# What is being asked
Look below for the line with "Read out every word on this page.". Extract that line and each one after it through the last, word for word.

# Given records
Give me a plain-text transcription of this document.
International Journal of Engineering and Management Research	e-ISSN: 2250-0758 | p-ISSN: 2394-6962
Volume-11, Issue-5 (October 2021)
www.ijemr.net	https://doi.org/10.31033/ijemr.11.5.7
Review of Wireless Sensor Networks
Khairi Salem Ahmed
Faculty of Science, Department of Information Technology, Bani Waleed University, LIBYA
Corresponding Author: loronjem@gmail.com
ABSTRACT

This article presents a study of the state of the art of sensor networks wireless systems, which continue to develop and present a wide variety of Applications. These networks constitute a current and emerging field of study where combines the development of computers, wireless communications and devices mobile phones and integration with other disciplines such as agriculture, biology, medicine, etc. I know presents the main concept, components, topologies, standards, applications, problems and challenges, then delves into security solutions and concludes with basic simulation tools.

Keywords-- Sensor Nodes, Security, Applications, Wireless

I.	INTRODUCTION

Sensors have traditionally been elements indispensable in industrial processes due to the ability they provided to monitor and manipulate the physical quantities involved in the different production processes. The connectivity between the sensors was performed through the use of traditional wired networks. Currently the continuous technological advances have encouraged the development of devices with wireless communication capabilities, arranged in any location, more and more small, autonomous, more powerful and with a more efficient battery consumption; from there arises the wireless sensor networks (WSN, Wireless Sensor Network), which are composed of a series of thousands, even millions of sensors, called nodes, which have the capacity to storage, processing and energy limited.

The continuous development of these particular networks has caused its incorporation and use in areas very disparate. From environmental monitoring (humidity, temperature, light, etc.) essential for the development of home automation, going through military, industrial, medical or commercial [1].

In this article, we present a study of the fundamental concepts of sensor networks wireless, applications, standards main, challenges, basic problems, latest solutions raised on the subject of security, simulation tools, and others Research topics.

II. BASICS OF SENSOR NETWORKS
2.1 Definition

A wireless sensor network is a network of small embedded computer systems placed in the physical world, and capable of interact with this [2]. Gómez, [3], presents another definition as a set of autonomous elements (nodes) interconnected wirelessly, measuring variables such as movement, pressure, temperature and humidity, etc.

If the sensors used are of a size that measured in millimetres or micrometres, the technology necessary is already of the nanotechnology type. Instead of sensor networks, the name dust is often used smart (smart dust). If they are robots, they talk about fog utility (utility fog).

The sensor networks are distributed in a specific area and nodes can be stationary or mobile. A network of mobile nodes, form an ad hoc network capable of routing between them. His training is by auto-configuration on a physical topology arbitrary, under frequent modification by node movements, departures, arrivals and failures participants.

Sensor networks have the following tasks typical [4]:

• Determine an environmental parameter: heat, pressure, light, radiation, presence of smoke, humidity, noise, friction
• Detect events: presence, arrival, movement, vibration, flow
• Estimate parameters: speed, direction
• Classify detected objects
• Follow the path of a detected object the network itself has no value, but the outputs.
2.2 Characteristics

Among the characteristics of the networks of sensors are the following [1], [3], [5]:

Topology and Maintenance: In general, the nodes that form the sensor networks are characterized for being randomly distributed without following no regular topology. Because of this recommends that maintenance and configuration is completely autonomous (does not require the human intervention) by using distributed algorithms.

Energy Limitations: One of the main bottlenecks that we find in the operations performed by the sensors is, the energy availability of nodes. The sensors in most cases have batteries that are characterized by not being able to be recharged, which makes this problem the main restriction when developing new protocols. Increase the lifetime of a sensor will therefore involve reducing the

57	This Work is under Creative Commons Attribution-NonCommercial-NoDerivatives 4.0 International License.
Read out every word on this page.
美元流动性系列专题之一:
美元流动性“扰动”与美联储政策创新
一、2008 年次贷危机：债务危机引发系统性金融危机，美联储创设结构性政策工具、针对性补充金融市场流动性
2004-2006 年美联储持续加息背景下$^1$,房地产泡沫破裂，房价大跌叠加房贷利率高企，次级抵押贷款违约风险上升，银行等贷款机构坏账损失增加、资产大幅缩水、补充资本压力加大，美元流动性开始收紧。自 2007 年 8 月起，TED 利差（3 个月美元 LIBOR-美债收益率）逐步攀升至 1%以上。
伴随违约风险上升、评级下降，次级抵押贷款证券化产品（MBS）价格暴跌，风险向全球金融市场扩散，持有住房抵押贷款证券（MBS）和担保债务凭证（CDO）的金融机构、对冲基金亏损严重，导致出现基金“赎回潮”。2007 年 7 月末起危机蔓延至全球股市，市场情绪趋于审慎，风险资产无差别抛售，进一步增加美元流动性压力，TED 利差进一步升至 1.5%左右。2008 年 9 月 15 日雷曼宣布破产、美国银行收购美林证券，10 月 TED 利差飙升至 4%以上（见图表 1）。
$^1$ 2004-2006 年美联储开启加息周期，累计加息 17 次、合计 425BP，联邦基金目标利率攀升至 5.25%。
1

# The reply
Read out every word on this page.
美元流动性系列专题之一:
美元流动性“扰动”与美联储政策创新
一、2008 年次贷危机：债务危机引发系统性金融危机，美联储创设结构性政策工具、针对性补充金融市场流动性
2004-2006 年美联储持续加息背景下$^1$,房地产泡沫破裂，房价大跌叠加房贷利率高企，次级抵押贷款违约风险上升，银行等贷款机构坏账损失增加、资产大幅缩水、补充资本压力加大，美元流动性开始收紧。自 2007 年 8 月起，TED 利差（3 个月美元 LIBOR-美债收益率）逐步攀升至 1%以上。
伴随违约风险上升、评级下降，次级抵押贷款证券化产品（MBS）价格暴跌，风险向全球金融市场扩散，持有住房抵押贷款证券（MBS）和担保债务凭证（CDO）的金融机构、对冲基金亏损严重，导致出现基金“赎回潮”。2007 年 7 月末起危机蔓延至全球股市，市场情绪趋于审慎，风险资产无差别抛售，进一步增加美元流动性压力，TED 利差进一步升至 1.5%左右。2008 年 9 月 15 日雷曼宣布破产、美国银行收购美林证券，10 月 TED 利差飙升至 4%以上（见图表 1）。
$^1$ 2004-2006 年美联储开启加息周期，累计加息 17 次、合计 425BP，联邦基金目标利率攀升至 5.25%。
1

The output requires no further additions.